Search the entries below. Return every line that has "frac" in it.

(Data entries)
Begin

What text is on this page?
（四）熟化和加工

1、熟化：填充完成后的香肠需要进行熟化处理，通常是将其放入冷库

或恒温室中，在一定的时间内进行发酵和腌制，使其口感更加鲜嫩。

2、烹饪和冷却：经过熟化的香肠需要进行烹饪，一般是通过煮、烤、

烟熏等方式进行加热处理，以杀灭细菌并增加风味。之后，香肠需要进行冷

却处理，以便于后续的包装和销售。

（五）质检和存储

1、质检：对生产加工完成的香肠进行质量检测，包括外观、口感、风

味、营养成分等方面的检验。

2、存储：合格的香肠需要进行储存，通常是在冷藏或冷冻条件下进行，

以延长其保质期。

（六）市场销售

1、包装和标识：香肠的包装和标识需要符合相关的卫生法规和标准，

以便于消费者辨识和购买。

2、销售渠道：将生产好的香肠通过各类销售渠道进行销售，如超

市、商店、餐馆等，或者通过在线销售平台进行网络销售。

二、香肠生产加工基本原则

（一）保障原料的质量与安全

End
Begin

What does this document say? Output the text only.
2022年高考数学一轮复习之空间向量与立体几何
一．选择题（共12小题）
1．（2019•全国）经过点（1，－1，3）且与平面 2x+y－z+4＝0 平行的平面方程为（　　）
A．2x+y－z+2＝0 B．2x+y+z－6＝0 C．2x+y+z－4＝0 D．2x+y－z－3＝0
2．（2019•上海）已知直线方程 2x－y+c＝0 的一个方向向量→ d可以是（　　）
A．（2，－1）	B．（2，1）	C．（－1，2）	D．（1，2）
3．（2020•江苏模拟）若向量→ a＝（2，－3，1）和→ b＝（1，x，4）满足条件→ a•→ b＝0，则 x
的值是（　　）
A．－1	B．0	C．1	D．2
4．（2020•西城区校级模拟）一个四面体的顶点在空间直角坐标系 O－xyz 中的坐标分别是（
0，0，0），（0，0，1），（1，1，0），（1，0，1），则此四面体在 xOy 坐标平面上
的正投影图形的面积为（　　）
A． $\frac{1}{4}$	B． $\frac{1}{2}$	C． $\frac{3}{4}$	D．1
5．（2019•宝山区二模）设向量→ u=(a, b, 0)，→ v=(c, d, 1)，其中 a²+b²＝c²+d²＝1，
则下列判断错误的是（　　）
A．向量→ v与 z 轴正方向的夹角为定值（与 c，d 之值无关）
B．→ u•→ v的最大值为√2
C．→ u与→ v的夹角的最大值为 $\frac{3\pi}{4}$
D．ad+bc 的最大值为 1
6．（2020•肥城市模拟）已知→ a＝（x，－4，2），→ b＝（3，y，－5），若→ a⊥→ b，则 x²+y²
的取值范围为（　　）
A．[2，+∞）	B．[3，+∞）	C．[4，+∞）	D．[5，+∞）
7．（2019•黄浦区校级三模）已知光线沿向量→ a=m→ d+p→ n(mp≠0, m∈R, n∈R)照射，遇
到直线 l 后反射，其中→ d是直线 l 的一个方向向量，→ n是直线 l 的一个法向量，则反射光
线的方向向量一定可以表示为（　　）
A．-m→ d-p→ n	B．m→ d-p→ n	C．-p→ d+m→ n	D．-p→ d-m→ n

End
Begin

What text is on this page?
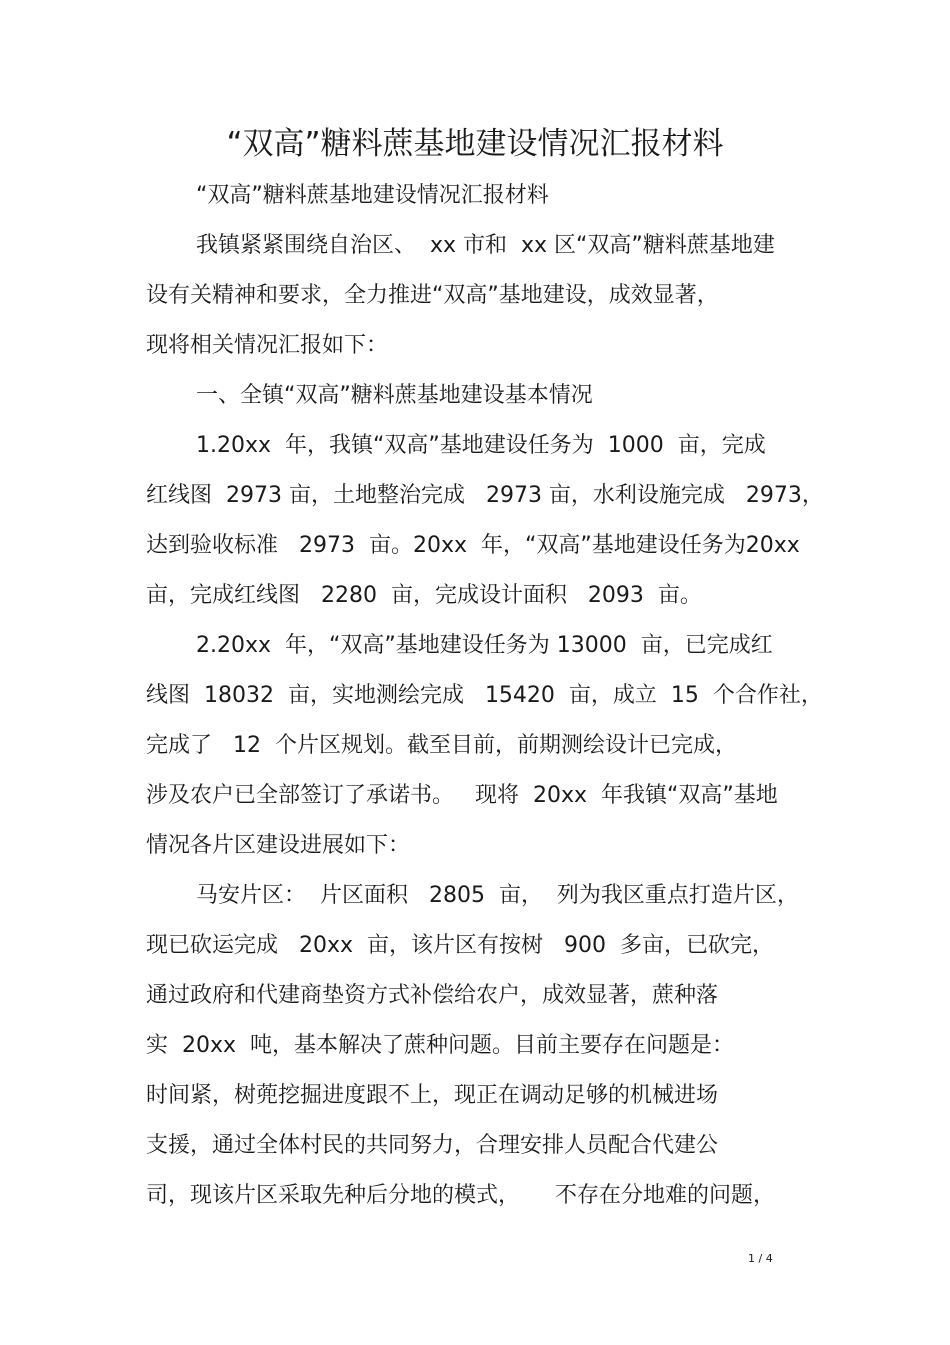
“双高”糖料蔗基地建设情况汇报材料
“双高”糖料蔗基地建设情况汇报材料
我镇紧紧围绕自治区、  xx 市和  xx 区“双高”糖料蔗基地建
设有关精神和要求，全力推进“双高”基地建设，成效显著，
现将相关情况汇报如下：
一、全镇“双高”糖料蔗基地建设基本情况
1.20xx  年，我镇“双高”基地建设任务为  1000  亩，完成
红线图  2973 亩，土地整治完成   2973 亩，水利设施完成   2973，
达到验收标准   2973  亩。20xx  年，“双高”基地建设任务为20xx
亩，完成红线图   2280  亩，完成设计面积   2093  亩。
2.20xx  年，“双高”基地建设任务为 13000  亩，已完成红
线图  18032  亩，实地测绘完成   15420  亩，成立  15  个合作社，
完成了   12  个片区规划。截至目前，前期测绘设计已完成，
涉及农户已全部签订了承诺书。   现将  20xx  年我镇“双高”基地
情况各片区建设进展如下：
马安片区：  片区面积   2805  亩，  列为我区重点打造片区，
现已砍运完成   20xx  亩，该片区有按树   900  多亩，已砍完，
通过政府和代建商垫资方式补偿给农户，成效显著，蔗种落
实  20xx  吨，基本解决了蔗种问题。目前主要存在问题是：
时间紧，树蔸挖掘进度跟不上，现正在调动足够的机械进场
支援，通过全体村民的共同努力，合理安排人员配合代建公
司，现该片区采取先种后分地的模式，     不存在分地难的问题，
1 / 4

End

■ **EXERCISE SOLUTION**:
A． $\frac{1}{4}$	B． $\frac{1}{2}$	C． $\frac{3}{4}$	D．1
C．→ u与→ v的夹角的最大值为 $\frac{3\pi}{4}$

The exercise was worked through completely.